TEXTO PROPORCIONADO.
Lago Yamdrok
"Nunca he desconfiado tanto de un color como del primer turquesa de Yamdrok, ni me he alegrado tanto de estar equivocado."
Hay un color que produce el lago Yamdrok que habría llamado imposible de no haber estado de pie frente a él, un poco sin aliento, a más de cuatro mil cuatrocientos metros sobre el mar. Es un turquesa tan saturado que parece que alguien tocó la fotografía con un control deslizante, y lo desorientador es que la cámara en realidad lo subestima. Llegamos por el paso de Kamba La desde el lado de Lhasa, la carretera trepando en zigzag por una ladera marrón de montaña, y entonces el lago simplemente apareció debajo de nosotros, enroscado como una cinta dejada caer entre crestas peladas, y Lia dijo una palabra que no reproduciré aquí pero que capturó el momento con precisión.
Yamdrok — Yamdrok Tso en tibetano — es uno de los tres lagos más sagrados del Tíbet, junto con Namtso y Lhamo La-tso. Los peregrinos recorren toda su orilla, un circuito que lleva días, y los tibetanos creen que el lago es la transformación terrenal de una diosa. Al contemplarlo, entiendes el impulso de sacralizarlo. Algo de ese color, posado en ese vacío, pide ser explicado por algo más grande que la geología.
El paso y la primera visión
El encuentro clásico es desde el paso de Kamba La, a unos 4.800 metros, donde la carretera alcanza su punto más alto y todo el brazo occidental del lago se despliega a tus pies. Es un mirador en pleno funcionamiento, lo que significa que viene con todo el conjunto de la meseta tibetana: banderas de oración tendidas por centenares, un hombre con un yak adornado cobrando a los turistas por las fotos, vendedores ofreciendo turquesa de origen dudoso. Normalmente este tipo de escena me parece levemente deprimente. Aquí no importó en absoluto. El lago abruma al comercio.

No nos quedamos mucho en lo alto — la altitud hace que demorarse sea una decisión activa y no pasiva, y podía sentir los latidos del corazón en los oídos. Bajamos en cambio hasta la orilla, donde la escala se recalibra. Desde arriba, el lago es un color. Desde el borde del agua, es una vasta, fría y muy real masa de agua, con el viento soplando desde ella con fuerza suficiente para hacerte lagrimear, la orilla opuesta una fina línea marrón bajo un cielo enorme.
Abajo, junto al agua
La carretera sigue la orilla norte por un largo tramo, y nos detuvimos repetidamente, porque cada curva reencuadraba el mismo lago en una nueva composición. En un apartadero tranquilo, lejos del gentío del paso, bajamos caminando hasta el borde pedregoso. El agua era clara y amargamente fría y el color, de cerca, se descomponía en franjas — verde pálido en los bajíos sobre piedras blancas, profundizándose hasta ese turquesa imposible donde se hundía. Unas pocas grullas cuellinegras trabajaban el terreno pantanoso de la ensenada, indiferentes a nosotros.

Una familia tibetana se había detenido en el mismo lugar. La abuela murmuraba un circuito de oraciones mani, pasando las cuentas, mirando el agua con una expresión de completa familiaridad — para ella aquello no era una vista, era un pariente. Su hijo pequeño, mientras tanto, lanzaba piedras planas al lago con la misma falta de respeto que los niños muestran ante las cosas sagradas en todas partes. Ambas respuestas parecían correctas.

Datos registrados:
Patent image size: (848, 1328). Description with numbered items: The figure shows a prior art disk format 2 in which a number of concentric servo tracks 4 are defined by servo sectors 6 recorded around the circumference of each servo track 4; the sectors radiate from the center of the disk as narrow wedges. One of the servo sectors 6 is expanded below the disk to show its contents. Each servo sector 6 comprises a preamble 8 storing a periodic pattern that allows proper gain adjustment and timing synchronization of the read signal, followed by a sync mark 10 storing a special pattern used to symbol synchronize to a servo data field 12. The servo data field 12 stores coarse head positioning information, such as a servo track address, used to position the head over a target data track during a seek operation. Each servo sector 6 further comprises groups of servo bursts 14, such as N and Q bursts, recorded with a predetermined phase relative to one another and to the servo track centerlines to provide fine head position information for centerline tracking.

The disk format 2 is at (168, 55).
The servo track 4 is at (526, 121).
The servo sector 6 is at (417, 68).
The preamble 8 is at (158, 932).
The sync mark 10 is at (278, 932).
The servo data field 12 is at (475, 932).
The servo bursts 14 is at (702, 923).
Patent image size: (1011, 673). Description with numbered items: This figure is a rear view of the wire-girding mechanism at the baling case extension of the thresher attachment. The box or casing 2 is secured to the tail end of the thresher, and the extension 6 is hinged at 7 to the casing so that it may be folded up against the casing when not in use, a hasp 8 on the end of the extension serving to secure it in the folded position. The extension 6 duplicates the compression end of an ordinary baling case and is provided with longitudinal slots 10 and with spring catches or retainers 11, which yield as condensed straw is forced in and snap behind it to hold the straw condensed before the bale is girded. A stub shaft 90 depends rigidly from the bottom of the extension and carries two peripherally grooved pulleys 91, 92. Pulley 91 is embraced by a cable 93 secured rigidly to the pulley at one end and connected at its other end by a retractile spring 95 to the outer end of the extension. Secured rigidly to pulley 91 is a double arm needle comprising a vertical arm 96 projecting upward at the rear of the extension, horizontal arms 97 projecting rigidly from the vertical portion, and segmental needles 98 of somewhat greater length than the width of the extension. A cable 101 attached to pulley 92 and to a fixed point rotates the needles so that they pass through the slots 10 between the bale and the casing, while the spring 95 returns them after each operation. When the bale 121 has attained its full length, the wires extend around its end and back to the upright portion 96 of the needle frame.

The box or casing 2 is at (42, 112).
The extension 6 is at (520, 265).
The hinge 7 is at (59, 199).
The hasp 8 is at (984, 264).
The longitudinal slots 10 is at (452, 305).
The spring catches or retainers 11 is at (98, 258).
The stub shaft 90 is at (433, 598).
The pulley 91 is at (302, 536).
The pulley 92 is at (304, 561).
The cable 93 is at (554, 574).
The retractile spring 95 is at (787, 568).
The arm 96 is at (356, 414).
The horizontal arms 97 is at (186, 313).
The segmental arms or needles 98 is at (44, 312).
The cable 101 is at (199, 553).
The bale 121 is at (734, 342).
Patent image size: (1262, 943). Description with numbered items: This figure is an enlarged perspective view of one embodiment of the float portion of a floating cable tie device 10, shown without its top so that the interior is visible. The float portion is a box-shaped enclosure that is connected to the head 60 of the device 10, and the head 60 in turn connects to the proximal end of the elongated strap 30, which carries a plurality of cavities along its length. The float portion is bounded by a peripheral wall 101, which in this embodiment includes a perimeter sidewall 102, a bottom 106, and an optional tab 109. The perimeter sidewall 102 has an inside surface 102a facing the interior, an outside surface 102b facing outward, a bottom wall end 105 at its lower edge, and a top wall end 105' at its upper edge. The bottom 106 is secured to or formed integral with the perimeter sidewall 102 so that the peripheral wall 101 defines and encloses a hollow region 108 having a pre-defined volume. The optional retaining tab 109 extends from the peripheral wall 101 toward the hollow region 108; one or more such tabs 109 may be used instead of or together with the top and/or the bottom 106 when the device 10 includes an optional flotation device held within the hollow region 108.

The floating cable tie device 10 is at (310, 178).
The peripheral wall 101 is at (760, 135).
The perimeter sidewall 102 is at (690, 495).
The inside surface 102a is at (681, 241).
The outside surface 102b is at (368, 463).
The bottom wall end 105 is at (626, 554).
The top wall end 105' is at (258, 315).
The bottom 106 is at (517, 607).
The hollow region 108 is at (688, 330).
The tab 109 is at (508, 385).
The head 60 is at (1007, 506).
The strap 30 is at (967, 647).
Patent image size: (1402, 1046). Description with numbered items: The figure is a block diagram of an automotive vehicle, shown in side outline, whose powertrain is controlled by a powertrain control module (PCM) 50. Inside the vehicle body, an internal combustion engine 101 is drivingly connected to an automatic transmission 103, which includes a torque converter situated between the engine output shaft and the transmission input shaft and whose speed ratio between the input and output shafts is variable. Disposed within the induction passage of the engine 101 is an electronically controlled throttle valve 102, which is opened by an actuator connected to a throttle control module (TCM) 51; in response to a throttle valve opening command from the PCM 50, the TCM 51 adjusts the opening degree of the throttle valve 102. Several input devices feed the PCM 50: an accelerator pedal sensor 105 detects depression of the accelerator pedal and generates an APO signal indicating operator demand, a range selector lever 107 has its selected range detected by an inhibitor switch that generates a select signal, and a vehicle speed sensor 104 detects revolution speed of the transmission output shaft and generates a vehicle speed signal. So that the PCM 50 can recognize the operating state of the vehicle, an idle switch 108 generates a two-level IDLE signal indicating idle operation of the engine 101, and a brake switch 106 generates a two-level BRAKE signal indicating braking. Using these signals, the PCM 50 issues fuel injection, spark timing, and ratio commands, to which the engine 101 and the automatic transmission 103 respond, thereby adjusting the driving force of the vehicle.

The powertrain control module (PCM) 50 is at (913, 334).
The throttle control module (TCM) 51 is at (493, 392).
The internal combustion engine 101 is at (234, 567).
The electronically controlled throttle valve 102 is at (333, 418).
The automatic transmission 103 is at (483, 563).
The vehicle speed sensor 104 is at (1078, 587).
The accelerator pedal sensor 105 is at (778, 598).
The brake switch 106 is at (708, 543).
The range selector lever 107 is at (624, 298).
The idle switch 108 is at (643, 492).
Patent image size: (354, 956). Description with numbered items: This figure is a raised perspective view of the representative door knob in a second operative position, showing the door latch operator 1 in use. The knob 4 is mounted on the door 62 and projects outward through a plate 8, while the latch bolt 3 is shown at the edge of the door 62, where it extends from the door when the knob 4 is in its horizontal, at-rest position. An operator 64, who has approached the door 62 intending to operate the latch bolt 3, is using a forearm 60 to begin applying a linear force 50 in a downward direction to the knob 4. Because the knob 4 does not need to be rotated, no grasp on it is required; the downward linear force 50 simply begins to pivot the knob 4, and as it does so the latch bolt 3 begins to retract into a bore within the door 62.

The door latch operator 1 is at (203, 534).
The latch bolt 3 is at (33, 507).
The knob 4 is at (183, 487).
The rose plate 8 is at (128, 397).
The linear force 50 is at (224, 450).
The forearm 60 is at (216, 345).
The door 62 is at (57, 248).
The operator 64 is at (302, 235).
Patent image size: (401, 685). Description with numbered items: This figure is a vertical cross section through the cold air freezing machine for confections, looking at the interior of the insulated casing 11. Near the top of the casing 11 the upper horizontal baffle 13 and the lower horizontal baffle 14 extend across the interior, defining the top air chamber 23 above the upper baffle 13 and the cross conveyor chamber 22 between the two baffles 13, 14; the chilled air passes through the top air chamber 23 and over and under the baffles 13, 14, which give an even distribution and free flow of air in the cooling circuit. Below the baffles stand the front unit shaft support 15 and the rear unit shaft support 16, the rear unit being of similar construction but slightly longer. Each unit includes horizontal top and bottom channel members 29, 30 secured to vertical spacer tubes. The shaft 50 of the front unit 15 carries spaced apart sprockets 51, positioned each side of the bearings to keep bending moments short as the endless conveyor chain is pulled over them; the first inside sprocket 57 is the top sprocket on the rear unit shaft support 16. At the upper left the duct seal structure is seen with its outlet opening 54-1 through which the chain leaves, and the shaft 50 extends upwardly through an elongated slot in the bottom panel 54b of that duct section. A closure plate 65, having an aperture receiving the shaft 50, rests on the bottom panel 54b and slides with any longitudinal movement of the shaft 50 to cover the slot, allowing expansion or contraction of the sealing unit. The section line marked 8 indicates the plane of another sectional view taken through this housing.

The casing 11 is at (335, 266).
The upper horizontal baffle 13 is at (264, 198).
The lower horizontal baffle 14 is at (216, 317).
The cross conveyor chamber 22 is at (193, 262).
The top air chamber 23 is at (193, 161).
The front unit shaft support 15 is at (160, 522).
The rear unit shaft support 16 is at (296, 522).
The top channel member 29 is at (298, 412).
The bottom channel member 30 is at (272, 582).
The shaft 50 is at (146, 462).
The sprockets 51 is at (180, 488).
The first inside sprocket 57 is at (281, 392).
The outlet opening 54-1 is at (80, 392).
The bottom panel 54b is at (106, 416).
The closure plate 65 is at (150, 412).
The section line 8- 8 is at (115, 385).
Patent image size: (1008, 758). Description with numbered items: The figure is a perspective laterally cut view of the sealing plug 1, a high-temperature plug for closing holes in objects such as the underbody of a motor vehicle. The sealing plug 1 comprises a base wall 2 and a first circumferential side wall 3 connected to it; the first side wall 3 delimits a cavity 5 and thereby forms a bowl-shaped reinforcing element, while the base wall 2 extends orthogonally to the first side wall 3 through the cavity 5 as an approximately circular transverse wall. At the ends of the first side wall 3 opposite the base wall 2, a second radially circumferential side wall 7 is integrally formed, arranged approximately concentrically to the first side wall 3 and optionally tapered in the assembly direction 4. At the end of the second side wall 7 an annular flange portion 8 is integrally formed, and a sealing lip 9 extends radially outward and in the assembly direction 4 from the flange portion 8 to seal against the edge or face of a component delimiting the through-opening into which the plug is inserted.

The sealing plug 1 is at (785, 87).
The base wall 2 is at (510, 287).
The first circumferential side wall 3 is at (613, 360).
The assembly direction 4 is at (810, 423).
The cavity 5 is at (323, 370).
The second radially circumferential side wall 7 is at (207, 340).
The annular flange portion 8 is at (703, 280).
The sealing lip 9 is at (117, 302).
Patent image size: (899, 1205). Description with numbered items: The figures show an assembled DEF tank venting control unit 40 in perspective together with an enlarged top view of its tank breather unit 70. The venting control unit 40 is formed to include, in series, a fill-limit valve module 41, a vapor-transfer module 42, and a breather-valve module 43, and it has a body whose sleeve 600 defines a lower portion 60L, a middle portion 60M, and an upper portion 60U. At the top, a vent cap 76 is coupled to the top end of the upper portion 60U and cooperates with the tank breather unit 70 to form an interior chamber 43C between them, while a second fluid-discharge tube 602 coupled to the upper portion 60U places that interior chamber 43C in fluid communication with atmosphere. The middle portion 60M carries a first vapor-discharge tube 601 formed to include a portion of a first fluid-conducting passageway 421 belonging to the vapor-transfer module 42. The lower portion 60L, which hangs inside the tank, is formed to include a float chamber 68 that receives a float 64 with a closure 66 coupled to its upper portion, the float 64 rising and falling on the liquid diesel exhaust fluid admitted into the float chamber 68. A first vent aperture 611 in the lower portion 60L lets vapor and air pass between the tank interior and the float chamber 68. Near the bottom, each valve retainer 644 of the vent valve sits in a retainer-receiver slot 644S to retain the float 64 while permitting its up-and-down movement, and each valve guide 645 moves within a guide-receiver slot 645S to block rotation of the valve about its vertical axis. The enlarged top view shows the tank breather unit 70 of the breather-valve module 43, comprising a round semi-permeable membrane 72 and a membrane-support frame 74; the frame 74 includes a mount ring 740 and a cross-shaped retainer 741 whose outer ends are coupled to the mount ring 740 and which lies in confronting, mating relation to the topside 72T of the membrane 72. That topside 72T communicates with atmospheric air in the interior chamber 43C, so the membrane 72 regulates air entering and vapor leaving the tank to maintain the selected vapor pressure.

SOBRE ESTA TAREA. Transcribe sin cambios el fragmento del texto sobre el lago Yamdrok que va de "No nos quedamos" a "un cielo enorme.".

RESULTADO.
No nos quedamos mucho en lo alto — la altitud hace que demorarse sea una decisión activa y no pasiva, y podía sentir los latidos del corazón en los oídos. Bajamos en cambio hasta la orilla, donde la escala se recalibra. Desde arriba, el lago es un color. Desde el borde del agua, es una vasta, fría y muy real masa de agua, con el viento soplando desde ella con fuerza suficiente para hacerte lagrimear, la orilla opuesta una fina línea marrón bajo un cielo enorme.